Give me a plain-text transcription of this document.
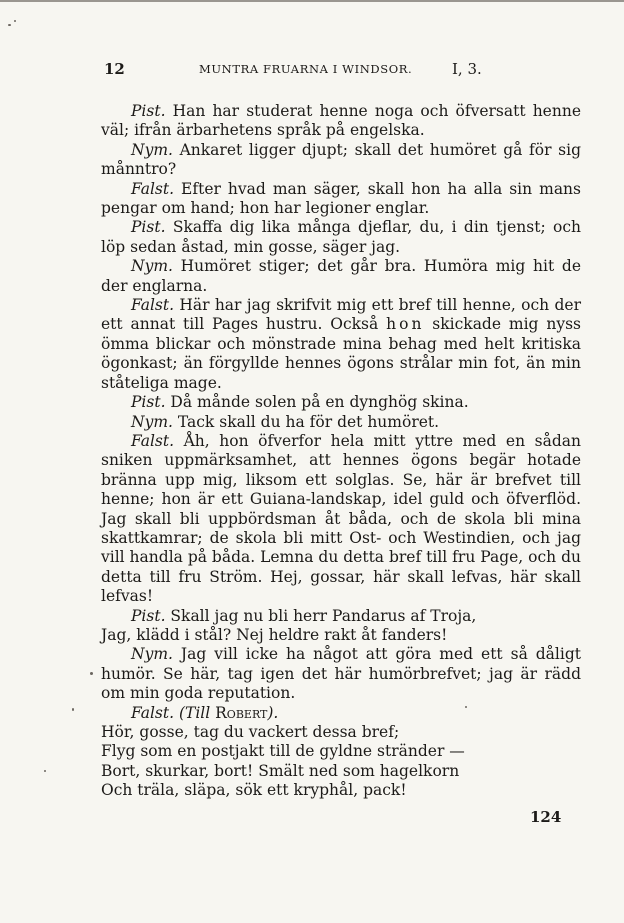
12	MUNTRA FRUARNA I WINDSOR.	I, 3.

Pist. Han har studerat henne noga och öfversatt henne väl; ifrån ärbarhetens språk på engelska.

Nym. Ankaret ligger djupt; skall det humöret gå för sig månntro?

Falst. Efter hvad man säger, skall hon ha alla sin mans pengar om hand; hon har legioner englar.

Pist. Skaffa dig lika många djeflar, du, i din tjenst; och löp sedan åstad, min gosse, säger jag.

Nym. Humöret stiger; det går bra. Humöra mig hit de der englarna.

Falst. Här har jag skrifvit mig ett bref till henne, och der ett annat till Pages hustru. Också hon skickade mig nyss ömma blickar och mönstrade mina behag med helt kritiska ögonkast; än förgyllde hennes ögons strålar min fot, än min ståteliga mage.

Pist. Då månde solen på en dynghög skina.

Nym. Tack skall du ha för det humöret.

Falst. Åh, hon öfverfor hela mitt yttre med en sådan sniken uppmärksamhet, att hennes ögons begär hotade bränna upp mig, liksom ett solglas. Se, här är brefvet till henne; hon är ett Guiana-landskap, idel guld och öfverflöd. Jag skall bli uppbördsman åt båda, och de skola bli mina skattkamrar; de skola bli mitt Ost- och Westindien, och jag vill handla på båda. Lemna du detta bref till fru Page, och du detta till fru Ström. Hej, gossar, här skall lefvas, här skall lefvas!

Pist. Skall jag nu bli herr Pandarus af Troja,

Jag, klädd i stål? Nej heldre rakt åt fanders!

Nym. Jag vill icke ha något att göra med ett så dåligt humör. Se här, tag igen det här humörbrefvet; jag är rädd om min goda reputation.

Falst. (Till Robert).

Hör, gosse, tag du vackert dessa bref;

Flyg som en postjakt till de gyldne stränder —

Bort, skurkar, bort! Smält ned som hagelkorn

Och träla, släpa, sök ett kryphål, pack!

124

==

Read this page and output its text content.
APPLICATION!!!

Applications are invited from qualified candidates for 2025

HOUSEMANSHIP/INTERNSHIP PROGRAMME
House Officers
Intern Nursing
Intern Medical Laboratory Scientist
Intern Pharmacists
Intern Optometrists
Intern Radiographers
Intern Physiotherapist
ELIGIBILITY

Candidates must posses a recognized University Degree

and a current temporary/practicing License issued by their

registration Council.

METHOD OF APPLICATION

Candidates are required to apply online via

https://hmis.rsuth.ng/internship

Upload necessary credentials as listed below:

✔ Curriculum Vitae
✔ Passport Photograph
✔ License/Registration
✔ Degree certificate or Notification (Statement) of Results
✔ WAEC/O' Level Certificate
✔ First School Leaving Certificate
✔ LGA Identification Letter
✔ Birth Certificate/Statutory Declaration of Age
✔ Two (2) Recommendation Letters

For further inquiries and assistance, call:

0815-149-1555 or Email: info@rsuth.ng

What this task involves: Find the word "säger" and list each line it appears in.

Solved problem:
Falst. Efter hvad man säger, skall hon ha alla sin mans pengar om hand; hon har legioner englar.
Pist. Skaffa dig lika många djeflar, du, i din tjenst; och löp sedan åstad, min gosse, säger jag.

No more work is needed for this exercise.